**Problem requirements:** From the listing below, select every line where the word "this" appears.

>> Begin Input data

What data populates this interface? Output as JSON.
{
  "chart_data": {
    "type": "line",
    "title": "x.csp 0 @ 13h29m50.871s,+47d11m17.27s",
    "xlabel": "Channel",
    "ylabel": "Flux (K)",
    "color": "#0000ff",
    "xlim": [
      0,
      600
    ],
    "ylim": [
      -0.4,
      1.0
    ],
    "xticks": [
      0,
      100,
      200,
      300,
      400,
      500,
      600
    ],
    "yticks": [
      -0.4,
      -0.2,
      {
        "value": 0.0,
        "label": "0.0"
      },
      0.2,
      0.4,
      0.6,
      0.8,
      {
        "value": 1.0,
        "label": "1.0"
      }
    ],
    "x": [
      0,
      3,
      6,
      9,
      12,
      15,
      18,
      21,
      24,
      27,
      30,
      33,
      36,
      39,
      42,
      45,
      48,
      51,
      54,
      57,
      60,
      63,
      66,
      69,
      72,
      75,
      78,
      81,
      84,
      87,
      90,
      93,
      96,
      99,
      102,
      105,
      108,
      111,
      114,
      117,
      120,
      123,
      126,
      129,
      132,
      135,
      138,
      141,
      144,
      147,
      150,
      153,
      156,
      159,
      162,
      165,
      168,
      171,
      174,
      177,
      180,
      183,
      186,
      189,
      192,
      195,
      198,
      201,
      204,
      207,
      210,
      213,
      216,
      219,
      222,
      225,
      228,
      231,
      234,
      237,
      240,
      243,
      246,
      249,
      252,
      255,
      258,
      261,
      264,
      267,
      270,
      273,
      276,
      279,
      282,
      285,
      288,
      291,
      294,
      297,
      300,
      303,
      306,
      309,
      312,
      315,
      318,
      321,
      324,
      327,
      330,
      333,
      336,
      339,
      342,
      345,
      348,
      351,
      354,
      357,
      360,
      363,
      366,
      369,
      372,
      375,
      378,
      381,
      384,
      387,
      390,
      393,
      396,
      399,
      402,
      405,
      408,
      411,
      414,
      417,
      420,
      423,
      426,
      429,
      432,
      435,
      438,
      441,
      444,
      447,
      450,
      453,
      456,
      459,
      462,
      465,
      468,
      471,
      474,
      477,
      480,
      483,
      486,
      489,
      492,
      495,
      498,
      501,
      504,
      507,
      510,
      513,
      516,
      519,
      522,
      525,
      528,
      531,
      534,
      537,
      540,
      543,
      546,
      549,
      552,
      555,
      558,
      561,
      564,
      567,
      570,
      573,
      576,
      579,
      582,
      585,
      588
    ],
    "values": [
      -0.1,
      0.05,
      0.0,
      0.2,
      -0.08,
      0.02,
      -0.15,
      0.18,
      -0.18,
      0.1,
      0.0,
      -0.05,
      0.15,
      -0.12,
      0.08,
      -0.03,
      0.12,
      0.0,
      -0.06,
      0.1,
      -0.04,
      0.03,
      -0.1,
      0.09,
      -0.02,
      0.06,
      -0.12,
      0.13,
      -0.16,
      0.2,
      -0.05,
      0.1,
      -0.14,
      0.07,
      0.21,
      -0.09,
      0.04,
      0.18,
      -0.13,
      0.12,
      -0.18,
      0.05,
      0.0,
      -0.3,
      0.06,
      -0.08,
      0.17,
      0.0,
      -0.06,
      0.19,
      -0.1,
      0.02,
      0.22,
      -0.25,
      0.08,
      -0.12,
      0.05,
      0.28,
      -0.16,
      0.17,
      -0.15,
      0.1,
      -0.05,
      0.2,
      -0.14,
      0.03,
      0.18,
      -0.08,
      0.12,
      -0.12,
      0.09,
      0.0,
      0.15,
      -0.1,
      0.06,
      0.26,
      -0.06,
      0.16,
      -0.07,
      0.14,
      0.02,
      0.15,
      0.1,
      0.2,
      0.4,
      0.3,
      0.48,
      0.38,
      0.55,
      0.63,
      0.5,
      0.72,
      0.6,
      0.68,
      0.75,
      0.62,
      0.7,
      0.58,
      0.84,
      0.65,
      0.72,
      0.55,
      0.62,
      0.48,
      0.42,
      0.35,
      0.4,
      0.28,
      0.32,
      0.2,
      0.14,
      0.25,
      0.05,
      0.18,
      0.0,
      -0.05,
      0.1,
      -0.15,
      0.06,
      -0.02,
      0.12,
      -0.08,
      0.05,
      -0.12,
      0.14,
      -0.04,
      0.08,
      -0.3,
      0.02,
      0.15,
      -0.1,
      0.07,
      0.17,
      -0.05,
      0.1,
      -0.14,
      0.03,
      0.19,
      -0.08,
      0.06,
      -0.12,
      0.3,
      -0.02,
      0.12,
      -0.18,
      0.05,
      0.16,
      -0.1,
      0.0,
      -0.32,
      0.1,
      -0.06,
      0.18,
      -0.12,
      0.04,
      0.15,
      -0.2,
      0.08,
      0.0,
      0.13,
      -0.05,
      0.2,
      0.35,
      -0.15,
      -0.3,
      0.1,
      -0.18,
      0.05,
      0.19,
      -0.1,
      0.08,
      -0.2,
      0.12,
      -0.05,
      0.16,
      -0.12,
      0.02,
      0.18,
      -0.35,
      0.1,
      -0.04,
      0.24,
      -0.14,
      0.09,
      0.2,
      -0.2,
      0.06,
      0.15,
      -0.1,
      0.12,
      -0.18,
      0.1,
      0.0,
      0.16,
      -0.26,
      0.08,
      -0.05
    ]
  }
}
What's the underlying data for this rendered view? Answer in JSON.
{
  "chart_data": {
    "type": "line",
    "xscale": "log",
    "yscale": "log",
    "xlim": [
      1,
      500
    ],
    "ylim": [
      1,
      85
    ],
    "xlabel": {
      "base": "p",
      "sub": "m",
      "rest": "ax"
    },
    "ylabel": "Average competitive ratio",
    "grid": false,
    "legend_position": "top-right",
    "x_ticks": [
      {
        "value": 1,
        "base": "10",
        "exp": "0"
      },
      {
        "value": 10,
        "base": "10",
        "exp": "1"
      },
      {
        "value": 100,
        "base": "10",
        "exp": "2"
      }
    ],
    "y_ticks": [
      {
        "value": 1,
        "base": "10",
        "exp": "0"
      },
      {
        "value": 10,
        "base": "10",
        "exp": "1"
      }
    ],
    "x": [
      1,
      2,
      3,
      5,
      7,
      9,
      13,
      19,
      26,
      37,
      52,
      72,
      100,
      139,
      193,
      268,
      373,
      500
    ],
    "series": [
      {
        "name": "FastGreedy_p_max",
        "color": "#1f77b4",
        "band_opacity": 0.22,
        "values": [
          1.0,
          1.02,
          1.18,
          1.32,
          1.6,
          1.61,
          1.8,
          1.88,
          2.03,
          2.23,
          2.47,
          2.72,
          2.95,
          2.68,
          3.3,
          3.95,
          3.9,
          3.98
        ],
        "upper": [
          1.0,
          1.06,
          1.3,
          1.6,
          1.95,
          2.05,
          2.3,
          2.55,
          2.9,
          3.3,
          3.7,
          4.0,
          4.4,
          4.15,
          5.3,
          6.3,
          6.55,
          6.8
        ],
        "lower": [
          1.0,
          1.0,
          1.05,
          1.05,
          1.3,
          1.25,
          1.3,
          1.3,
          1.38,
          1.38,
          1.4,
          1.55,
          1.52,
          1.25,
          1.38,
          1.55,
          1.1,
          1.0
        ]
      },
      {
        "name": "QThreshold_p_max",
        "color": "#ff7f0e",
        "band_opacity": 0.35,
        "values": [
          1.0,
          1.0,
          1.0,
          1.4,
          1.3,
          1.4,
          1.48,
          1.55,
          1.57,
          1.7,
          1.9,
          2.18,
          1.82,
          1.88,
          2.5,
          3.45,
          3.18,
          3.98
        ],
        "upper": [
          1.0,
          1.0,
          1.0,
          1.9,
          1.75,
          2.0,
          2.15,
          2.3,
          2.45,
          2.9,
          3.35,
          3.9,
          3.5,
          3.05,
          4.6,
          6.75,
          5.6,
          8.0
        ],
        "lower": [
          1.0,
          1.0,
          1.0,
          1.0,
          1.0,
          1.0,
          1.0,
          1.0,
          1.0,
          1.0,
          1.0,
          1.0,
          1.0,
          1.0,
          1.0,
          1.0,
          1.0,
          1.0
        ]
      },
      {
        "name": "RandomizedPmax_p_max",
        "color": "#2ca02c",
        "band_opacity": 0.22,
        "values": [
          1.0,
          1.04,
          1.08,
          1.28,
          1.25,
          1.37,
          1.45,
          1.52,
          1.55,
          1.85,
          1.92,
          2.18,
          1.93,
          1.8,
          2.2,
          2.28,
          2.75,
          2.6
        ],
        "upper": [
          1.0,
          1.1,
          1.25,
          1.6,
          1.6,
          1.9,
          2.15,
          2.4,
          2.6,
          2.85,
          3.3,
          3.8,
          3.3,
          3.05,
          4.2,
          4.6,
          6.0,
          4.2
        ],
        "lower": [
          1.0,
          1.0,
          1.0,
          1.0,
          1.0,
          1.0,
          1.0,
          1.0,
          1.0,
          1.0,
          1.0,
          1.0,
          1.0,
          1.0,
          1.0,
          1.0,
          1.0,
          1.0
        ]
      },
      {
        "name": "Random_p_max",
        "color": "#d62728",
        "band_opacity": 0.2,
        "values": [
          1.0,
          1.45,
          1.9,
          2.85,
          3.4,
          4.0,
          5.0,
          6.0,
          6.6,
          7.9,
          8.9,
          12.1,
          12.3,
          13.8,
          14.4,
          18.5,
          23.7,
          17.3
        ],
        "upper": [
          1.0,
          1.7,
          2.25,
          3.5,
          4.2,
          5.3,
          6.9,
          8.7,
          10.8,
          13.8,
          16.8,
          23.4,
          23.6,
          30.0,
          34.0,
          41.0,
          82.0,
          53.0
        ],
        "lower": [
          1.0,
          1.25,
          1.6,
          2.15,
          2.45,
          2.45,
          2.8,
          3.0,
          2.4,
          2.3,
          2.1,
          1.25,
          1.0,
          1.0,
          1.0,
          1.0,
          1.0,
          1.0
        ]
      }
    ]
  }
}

>> End Input data

**Completed exercise:**
What data populates this interface? Output as JSON.
What's the underlying data for this rendered view? Answer in JSON.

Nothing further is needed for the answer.